Lines of data
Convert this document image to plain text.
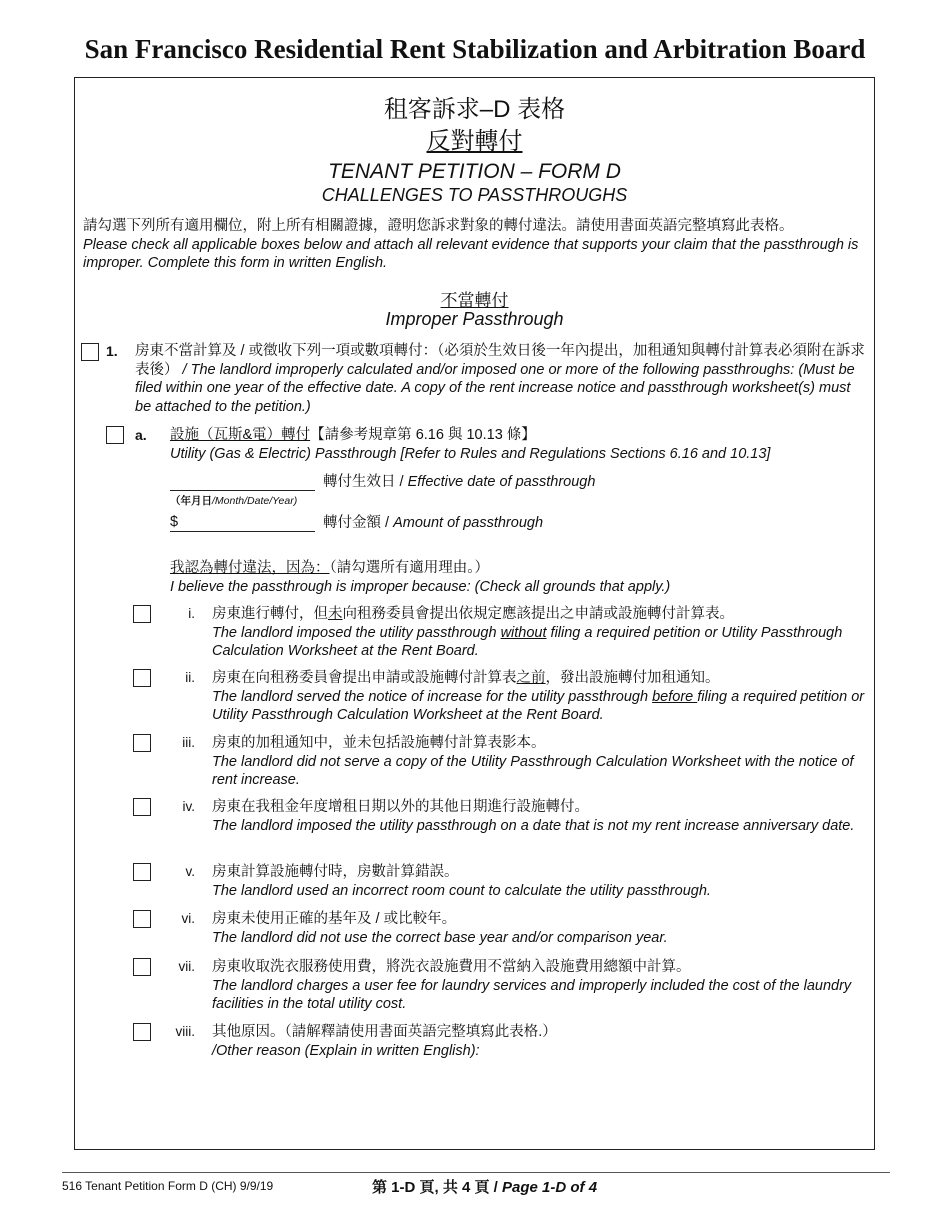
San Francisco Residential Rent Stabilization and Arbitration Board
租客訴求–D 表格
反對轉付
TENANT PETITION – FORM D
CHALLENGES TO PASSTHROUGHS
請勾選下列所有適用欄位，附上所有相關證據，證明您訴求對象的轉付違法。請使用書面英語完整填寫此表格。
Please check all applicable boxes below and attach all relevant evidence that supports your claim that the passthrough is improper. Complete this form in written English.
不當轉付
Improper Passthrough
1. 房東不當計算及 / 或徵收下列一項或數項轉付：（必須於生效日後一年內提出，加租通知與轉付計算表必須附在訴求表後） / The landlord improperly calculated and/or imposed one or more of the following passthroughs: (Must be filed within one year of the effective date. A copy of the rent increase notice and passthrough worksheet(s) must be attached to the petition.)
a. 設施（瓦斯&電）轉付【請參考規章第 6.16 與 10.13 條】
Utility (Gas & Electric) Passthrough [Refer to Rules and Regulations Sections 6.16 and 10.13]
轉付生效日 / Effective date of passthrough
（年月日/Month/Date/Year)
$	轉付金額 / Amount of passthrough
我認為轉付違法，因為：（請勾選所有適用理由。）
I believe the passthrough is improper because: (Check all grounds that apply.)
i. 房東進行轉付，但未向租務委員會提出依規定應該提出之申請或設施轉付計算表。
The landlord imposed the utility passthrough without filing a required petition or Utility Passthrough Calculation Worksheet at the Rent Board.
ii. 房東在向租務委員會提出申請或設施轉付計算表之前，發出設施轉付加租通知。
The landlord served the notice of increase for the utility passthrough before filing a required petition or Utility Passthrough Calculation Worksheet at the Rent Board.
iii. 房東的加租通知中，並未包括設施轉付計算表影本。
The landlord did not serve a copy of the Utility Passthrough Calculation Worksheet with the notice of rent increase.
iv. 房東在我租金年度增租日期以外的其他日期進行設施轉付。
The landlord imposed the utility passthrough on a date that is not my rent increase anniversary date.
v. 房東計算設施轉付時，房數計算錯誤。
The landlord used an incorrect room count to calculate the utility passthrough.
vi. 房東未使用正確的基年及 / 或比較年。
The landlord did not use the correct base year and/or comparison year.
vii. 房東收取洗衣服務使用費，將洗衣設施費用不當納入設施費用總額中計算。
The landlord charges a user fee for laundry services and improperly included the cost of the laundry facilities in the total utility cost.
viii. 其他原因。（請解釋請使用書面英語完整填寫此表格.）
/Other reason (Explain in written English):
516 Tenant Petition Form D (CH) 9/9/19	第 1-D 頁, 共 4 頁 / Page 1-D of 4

==

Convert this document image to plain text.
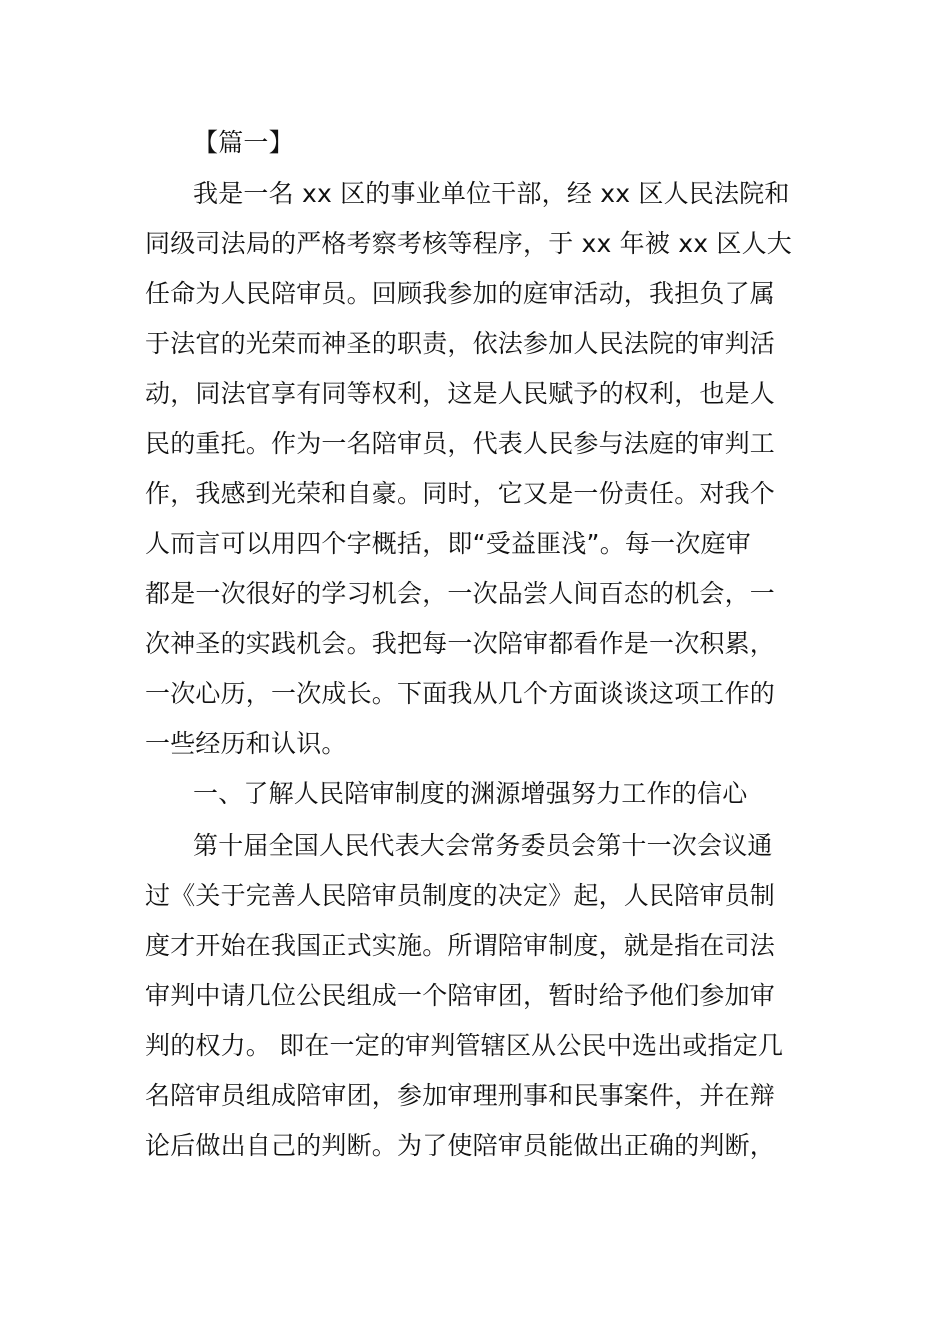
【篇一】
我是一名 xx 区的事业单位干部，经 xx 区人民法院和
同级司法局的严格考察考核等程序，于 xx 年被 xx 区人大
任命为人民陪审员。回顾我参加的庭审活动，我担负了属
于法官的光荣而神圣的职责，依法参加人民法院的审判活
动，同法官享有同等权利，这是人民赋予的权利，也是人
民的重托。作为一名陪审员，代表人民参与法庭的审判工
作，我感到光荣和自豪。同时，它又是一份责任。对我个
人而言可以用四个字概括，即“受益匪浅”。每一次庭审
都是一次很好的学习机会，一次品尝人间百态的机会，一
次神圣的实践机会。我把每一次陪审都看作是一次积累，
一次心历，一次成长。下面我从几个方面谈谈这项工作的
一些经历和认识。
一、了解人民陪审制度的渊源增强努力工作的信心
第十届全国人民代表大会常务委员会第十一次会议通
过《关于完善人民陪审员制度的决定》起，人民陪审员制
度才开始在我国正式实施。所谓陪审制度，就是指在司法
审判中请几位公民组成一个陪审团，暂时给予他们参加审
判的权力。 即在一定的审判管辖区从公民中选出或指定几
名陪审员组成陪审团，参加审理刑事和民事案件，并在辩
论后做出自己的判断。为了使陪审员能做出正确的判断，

__PROBLEM DESCRIPTION__: Which lines contain the word "Board"? Return each of them.

__EXERCISE OUTPUT__:
San Francisco Residential Rent Stabilization and Arbitration Board
The landlord imposed the utility passthrough without filing a required petition or Utility Passthrough Calculation Worksheet at the Rent Board.
The landlord served the notice of increase for the utility passthrough before filing a required petition or Utility Passthrough Calculation Worksheet at the Rent Board.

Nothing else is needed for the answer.